▸ **Task statement**:
Write the entries below out again exactly; any picture in them stays out.
** Start of Material shown **
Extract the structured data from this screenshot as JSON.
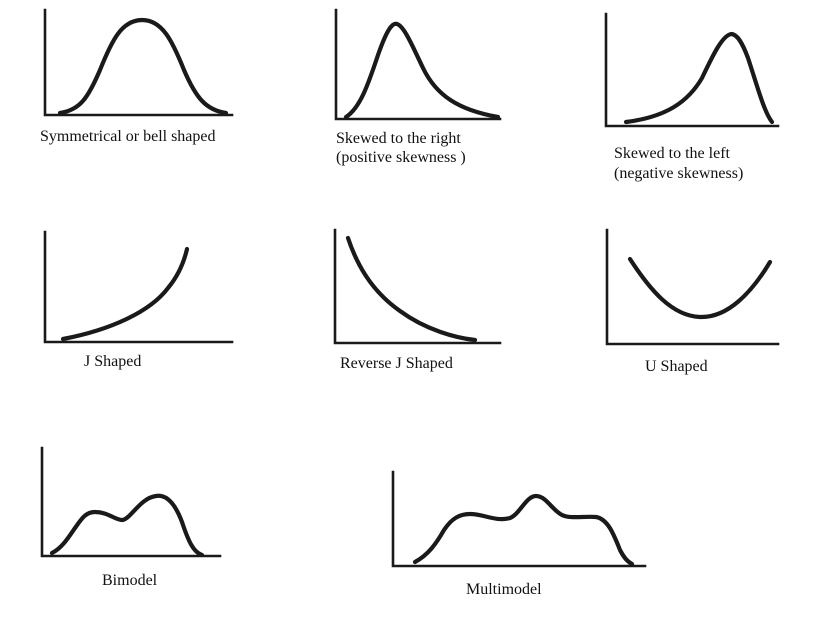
{
  "panels": [
    {
      "id": "symmetrical",
      "caption": [
        "Symmetrical or bell shaped"
      ]
    },
    {
      "id": "skewed-right",
      "caption": [
        "Skewed to the right",
        "(positive skewness )"
      ]
    },
    {
      "id": "skewed-left",
      "caption": [
        "Skewed to the left",
        "(negative skewness)"
      ]
    },
    {
      "id": "j-shaped",
      "caption": [
        "J Shaped"
      ]
    },
    {
      "id": "reverse-j-shaped",
      "caption": [
        "Reverse J Shaped"
      ]
    },
    {
      "id": "u-shaped",
      "caption": [
        "U Shaped"
      ]
    },
    {
      "id": "bimodel",
      "caption": [
        "Bimodel"
      ]
    },
    {
      "id": "multimodel",
      "caption": [
        "Multimodel"
      ]
    }
  ]
}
** End of Material shown **
▸ **Worked answer**:
Extract the structured data from this screenshot as JSON.
{
  "panels": [
    {
      "id": "symmetrical",
      "caption": [
        "Symmetrical or bell shaped"
      ]
    },
    {
      "id": "skewed-right",
      "caption": [
        "Skewed to the right",
        "(positive skewness )"
      ]
    },
    {
      "id": "skewed-left",
      "caption": [
        "Skewed to the left",
        "(negative skewness)"
      ]
    },
    {
      "id": "j-shaped",
      "caption": [
        "J Shaped"
      ]
    },
    {
      "id": "reverse-j-shaped",
      "caption": [
        "Reverse J Shaped"
      ]
    },
    {
      "id": "u-shaped",
      "caption": [
        "U Shaped"
      ]
    },
    {
      "id": "bimodel",
      "caption": [
        "Bimodel"
      ]
    },
    {
      "id": "multimodel",
      "caption": [
        "Multimodel"
      ]
    }
  ]
}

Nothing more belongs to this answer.